====== DATA EXCERPTS
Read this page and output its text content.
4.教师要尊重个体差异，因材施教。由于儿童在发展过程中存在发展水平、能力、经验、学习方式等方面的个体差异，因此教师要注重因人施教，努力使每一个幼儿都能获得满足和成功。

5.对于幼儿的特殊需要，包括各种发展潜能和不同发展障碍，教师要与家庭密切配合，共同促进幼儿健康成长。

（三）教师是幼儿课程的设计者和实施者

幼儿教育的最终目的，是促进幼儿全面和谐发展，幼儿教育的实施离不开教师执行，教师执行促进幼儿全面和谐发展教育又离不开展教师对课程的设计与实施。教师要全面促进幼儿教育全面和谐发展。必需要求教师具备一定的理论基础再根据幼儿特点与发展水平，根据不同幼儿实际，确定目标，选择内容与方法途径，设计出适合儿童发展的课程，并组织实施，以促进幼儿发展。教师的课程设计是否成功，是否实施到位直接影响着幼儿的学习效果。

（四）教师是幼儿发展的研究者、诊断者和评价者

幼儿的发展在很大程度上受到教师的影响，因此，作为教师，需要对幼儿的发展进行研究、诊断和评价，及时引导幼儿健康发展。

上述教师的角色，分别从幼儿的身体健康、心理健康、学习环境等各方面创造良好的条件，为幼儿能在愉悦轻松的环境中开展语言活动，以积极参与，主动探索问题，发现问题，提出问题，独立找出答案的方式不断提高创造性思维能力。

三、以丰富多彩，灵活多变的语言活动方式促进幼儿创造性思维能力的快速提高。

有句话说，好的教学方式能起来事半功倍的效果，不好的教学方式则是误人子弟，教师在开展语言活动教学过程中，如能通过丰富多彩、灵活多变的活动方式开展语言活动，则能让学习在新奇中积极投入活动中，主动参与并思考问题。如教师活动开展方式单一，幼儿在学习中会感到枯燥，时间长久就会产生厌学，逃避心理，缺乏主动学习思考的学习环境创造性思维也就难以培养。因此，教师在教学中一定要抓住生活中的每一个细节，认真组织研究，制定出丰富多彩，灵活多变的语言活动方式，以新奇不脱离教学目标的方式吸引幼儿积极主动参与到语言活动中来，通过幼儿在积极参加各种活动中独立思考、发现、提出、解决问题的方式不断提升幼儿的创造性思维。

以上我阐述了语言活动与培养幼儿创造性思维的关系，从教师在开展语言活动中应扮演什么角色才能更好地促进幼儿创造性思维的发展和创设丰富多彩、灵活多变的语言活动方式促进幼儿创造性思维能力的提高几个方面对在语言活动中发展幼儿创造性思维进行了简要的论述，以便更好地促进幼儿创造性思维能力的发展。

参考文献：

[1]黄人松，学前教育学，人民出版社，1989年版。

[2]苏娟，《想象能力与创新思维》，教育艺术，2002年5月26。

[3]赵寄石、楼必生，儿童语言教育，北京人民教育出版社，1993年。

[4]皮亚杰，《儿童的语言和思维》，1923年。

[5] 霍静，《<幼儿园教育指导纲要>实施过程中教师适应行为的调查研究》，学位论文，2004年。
============
■ **WHAT IS EXPECTED**:
Write out the records shown above, exactly as they appear.

■ **RESPONSE BELOW**:
Read this page and output its text content.
4.教师要尊重个体差异，因材施教。由于儿童在发展过程中存在发展水平、能力、经验、学习方式等方面的个体差异，因此教师要注重因人施教，努力使每一个幼儿都能获得满足和成功。

5.对于幼儿的特殊需要，包括各种发展潜能和不同发展障碍，教师要与家庭密切配合，共同促进幼儿健康成长。

（三）教师是幼儿课程的设计者和实施者

幼儿教育的最终目的，是促进幼儿全面和谐发展，幼儿教育的实施离不开教师执行，教师执行促进幼儿全面和谐发展教育又离不开展教师对课程的设计与实施。教师要全面促进幼儿教育全面和谐发展。必需要求教师具备一定的理论基础再根据幼儿特点与发展水平，根据不同幼儿实际，确定目标，选择内容与方法途径，设计出适合儿童发展的课程，并组织实施，以促进幼儿发展。教师的课程设计是否成功，是否实施到位直接影响着幼儿的学习效果。

（四）教师是幼儿发展的研究者、诊断者和评价者

幼儿的发展在很大程度上受到教师的影响，因此，作为教师，需要对幼儿的发展进行研究、诊断和评价，及时引导幼儿健康发展。

上述教师的角色，分别从幼儿的身体健康、心理健康、学习环境等各方面创造良好的条件，为幼儿能在愉悦轻松的环境中开展语言活动，以积极参与，主动探索问题，发现问题，提出问题，独立找出答案的方式不断提高创造性思维能力。

三、以丰富多彩，灵活多变的语言活动方式促进幼儿创造性思维能力的快速提高。

有句话说，好的教学方式能起来事半功倍的效果，不好的教学方式则是误人子弟，教师在开展语言活动教学过程中，如能通过丰富多彩、灵活多变的活动方式开展语言活动，则能让学习在新奇中积极投入活动中，主动参与并思考问题。如教师活动开展方式单一，幼儿在学习中会感到枯燥，时间长久就会产生厌学，逃避心理，缺乏主动学习思考的学习环境创造性思维也就难以培养。因此，教师在教学中一定要抓住生活中的每一个细节，认真组织研究，制定出丰富多彩，灵活多变的语言活动方式，以新奇不脱离教学目标的方式吸引幼儿积极主动参与到语言活动中来，通过幼儿在积极参加各种活动中独立思考、发现、提出、解决问题的方式不断提升幼儿的创造性思维。

以上我阐述了语言活动与培养幼儿创造性思维的关系，从教师在开展语言活动中应扮演什么角色才能更好地促进幼儿创造性思维的发展和创设丰富多彩、灵活多变的语言活动方式促进幼儿创造性思维能力的提高几个方面对在语言活动中发展幼儿创造性思维进行了简要的论述，以便更好地促进幼儿创造性思维能力的发展。

参考文献：

[1]黄人松，学前教育学，人民出版社，1989年版。

[2]苏娟，《想象能力与创新思维》，教育艺术，2002年5月26。

[3]赵寄石、楼必生，儿童语言教育，北京人民教育出版社，1993年。

[4]皮亚杰，《儿童的语言和思维》，1923年。

[5] 霍静，《<幼儿园教育指导纲要>实施过程中教师适应行为的调查研究》，学位论文，2004年。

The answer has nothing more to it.